Check every line below for the word "spent" and copy each one that has it.

--- start DATA SECTION ---

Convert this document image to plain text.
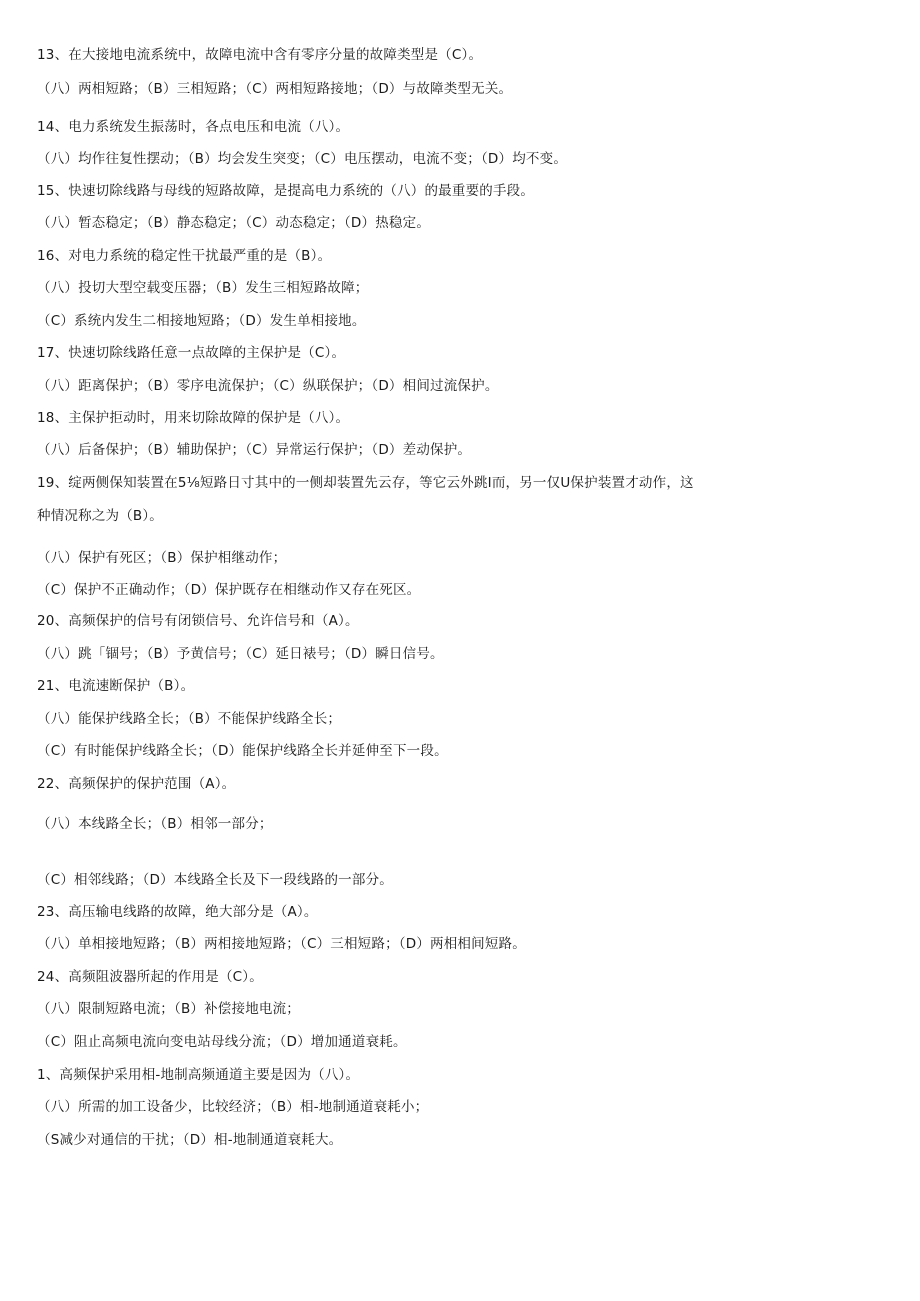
13、在大接地电流系统中，故障电流中含有零序分量的故障类型是（C）。
（八）两相短路；（B）三相短路；（C）两相短路接地；（D）与故障类型无关。
14、电力系统发生振荡时，各点电压和电流（八）。
（八）均作往复性摆动；（B）均会发生突变；（C）电压摆动，电流不变；（D）均不变。
15、快速切除线路与母线的短路故障，是提高电力系统的（八）的最重要的手段。
（八）暂态稳定；（B）静态稳定；（C）动态稳定；（D）热稳定。
16、对电力系统的稳定性干扰最严重的是（B）。
（八）投切大型空载变压器；（B）发生三相短路故障；
（C）系统内发生二相接地短路；（D）发生单相接地。
17、快速切除线路任意一点故障的主保护是（C）。
（八）距离保护；（B）零序电流保护；（C）纵联保护；（D）相间过流保护。
18、主保护拒动时，用来切除故障的保护是（八）。
（八）后备保护；（B）辅助保护；（C）异常运行保护；（D）差动保护。
19、绽两侧保知装置在5⅛短路日寸其中的一侧却装置先云存，等它云外跳I而，另一仅U保护装置才动作，这
种情况称之为（B）。
（八）保护有死区；（B）保护相继动作；
（C）保护不正确动作；（D）保护既存在相继动作又存在死区。
20、高频保护的信号有闭锁信号、允许信号和（A）。
（八）跳「锢号；（B）予黄信号；（C）延日裱号；（D）瞬日信号。
21、电流速断保护（B）。
（八）能保护线路全长；（B）不能保护线路全长；
（C）有时能保护线路全长；（D）能保护线路全长并延伸至下一段。
22、高频保护的保护范围（A）。
（八）本线路全长；（B）相邻一部分；
（C）相邻线路；（D）本线路全长及下一段线路的一部分。
23、高压输电线路的故障，绝大部分是（A）。
（八）单相接地短路；（B）两相接地短路；（C）三相短路；（D）两相相间短路。
24、高频阻波器所起的作用是（C）。
（八）限制短路电流；（B）补偿接地电流；
（C）阻止高频电流向变电站母线分流；（D）增加通道衰耗。
1、高频保护采用相-地制高频通道主要是因为（八）。
（八）所需的加工设备少，比较经济；（B）相-地制通道衰耗小；
（S减少对通信的干扰；（D）相-地制通道衰耗大。
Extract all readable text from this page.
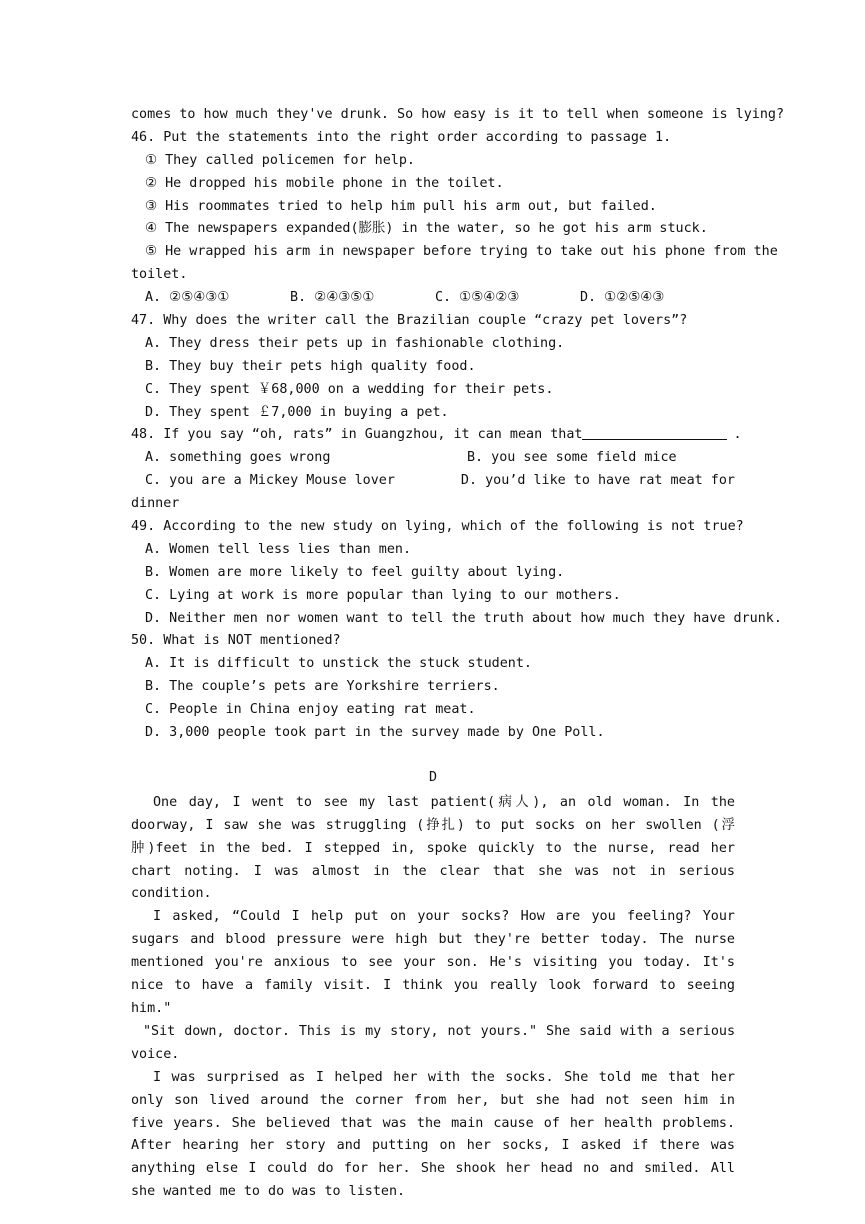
comes to how much they've drunk. So how easy is it to tell when someone is lying?
46. Put the statements into the right order according to passage 1.
① They called policemen for help.
② He dropped his mobile phone in the toilet.
③ His roommates tried to help him pull his arm out, but failed.
④ The newspapers expanded(膨胀) in the water, so he got his arm stuck.
⑤ He wrapped his arm in newspaper before trying to take out his phone from the
toilet.
A. ②⑤④③①	B. ②④③⑤①	C. ①⑤④②③	D. ①②⑤④③
47. Why does the writer call the Brazilian couple “crazy pet lovers”?
A. They dress their pets up in fashionable clothing.
B. They buy their pets high quality food.
C. They spent ￥68,000 on a wedding for their pets.
D. They spent ￡7,000 in buying a pet.
48. If you say “oh, rats” in Guangzhou, it can mean that	.
A. something goes wrong	B. you see some field mice
C. you are a Mickey Mouse lover	D. you’d like to have rat meat for
dinner
49. According to the new study on lying, which of the following is not true?
A. Women tell less lies than men.
B. Women are more likely to feel guilty about lying.
C. Lying at work is more popular than lying to our mothers.
D. Neither men nor women want to tell the truth about how much they have drunk.
50. What is NOT mentioned?
A. It is difficult to unstick the stuck student.
B. The couple’s pets are Yorkshire terriers.
C. People in China enjoy eating rat meat.
D. 3,000 people took part in the survey made by One Poll.
D

One day, I went to see my last patient(病人), an old woman. In the doorway, I saw she was struggling (挣扎) to put socks on her swollen (浮肿)feet in the bed. I stepped in, spoke quickly to the nurse, read her chart noting. I was almost in the clear that she was not in serious condition.

I asked, “Could I help put on your socks? How are you feeling? Your sugars and blood pressure were high but they're better today. The nurse mentioned you're anxious to see your son. He's visiting you today. It's nice to have a family visit. I think you really look forward to seeing him."

"Sit down, doctor. This is my story, not yours." She said with a serious voice.

I was surprised as I helped her with the socks. She told me that her only son lived around the corner from her, but she had not seen him in five years. She believed that was the main cause of her health problems. After hearing her story and putting on her socks, I asked if there was anything else I could do for her. She shook her head no and smiled. All she wanted me to do was to listen.
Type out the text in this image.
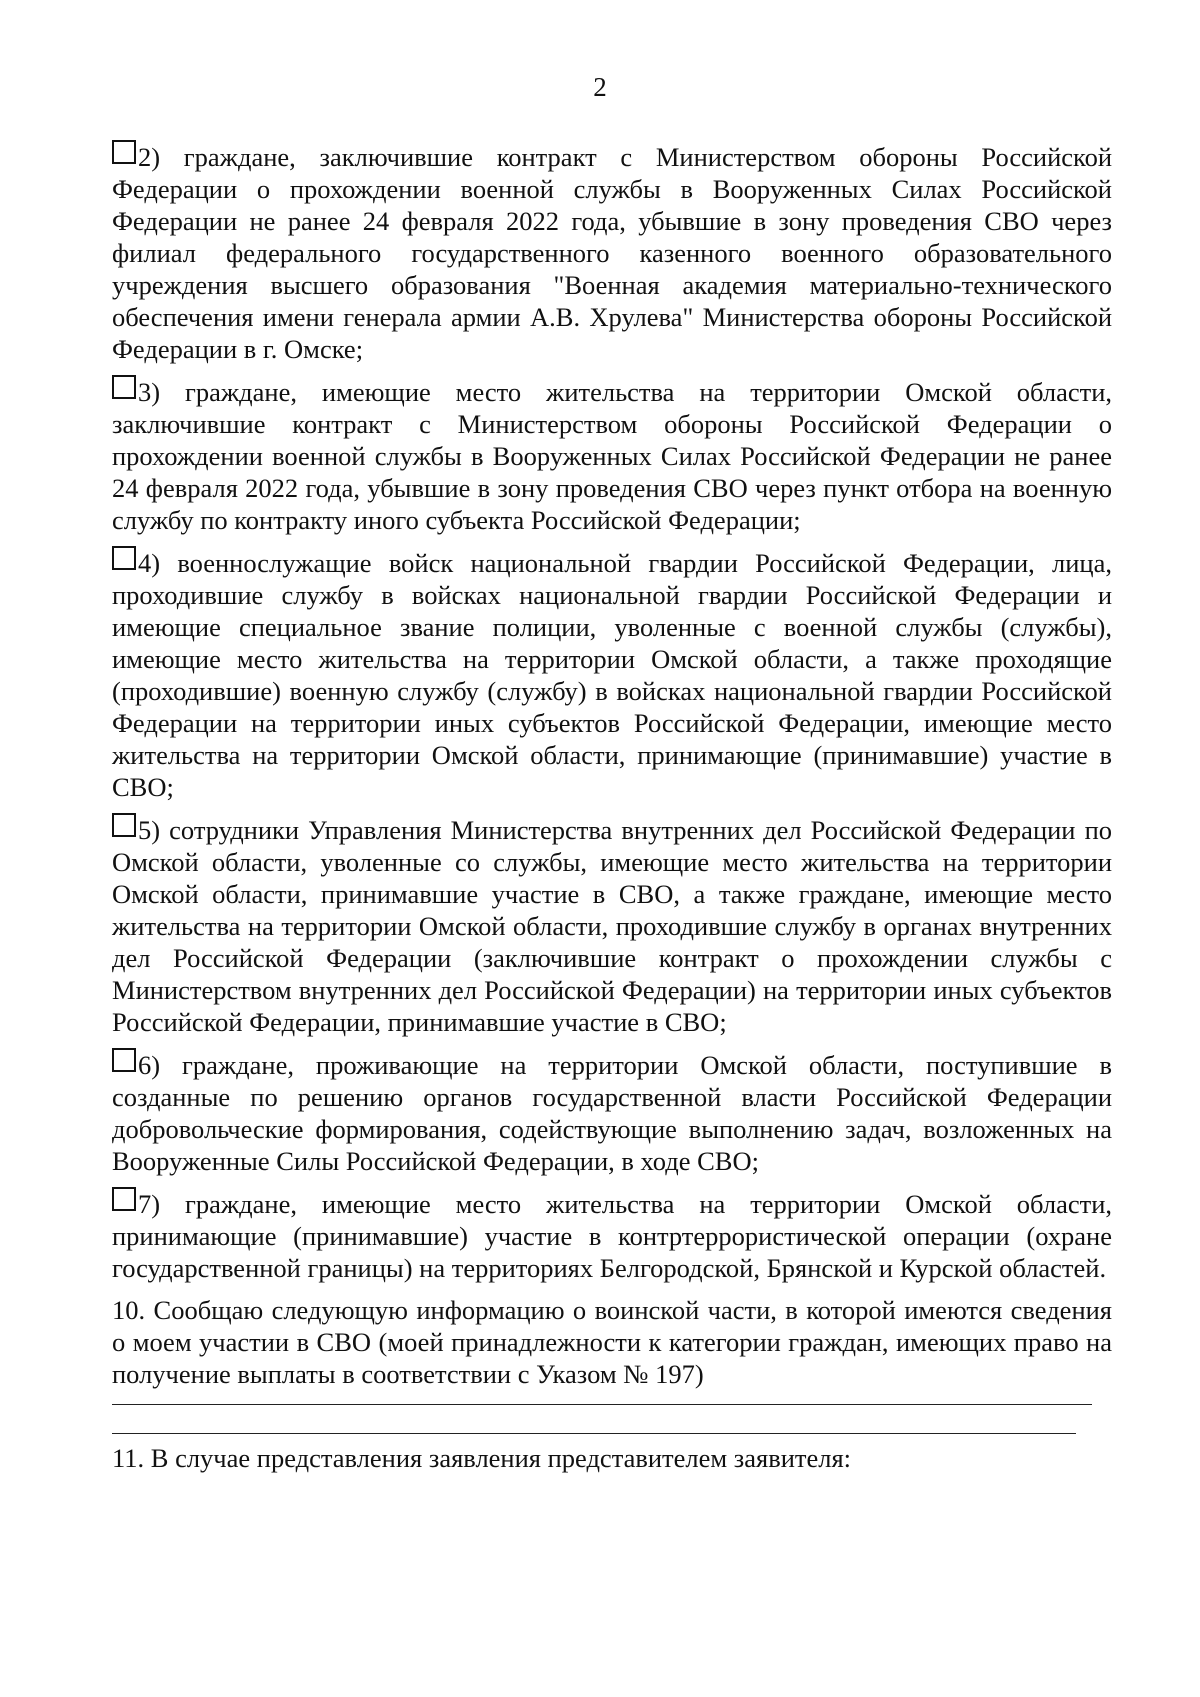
2

2) граждане, заключившие контракт с Министерством обороны Российской Федерации о прохождении военной службы в Вооруженных Силах Российской Федерации не ранее 24 февраля 2022 года, убывшие в зону проведения СВО через филиал федерального государственного казенного военного образовательного учреждения высшего образования "Военная академия материально-технического обеспечения имени генерала армии А.В. Хрулева" Министерства обороны Российской Федерации в г. Омске;

3) граждане, имеющие место жительства на территории Омской области, заключившие контракт с Министерством обороны Российской Федерации о прохождении военной службы в Вооруженных Силах Российской Федерации не ранее 24 февраля 2022 года, убывшие в зону проведения СВО через пункт отбора на военную службу по контракту иного субъекта Российской Федерации;

4) военнослужащие войск национальной гвардии Российской Федерации, лица, проходившие службу в войсках национальной гвардии Российской Федерации и имеющие специальное звание полиции, уволенные с военной службы (службы), имеющие место жительства на территории Омской области, а также проходящие (проходившие) военную службу (службу) в войсках национальной гвардии Российской Федерации на территории иных субъектов Российской Федерации, имеющие место жительства на территории Омской области, принимающие (принимавшие) участие в СВО;

5) сотрудники Управления Министерства внутренних дел Российской Федерации по Омской области, уволенные со службы, имеющие место жительства на территории Омской области, принимавшие участие в СВО, а также граждане, имеющие место жительства на территории Омской области, проходившие службу в органах внутренних дел Российской Федерации (заключившие контракт о прохождении службы с Министерством внутренних дел Российской Федерации) на территории иных субъектов Российской Федерации, принимавшие участие в СВО;

6) граждане, проживающие на территории Омской области, поступившие в созданные по решению органов государственной власти Российской Федерации добровольческие формирования, содействующие выполнению задач, возложенных на Вооруженные Силы Российской Федерации, в ходе СВО;

7) граждане, имеющие место жительства на территории Омской области, принимающие (принимавшие) участие в контртеррористической операции (охране государственной границы) на территориях Белгородской, Брянской и Курской областей.

10. Сообщаю следующую информацию о воинской части, в которой имеются сведения о моем участии в СВО (моей принадлежности к категории граждан, имеющих право на получение выплаты в соответствии с Указом № 197)

11. В случае представления заявления представителем заявителя:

--- end DATA SECTION ---

(RESULT BELOW)
C. They spent ￥68,000 on a wedding for their pets.
D. They spent ￡7,000 in buying a pet.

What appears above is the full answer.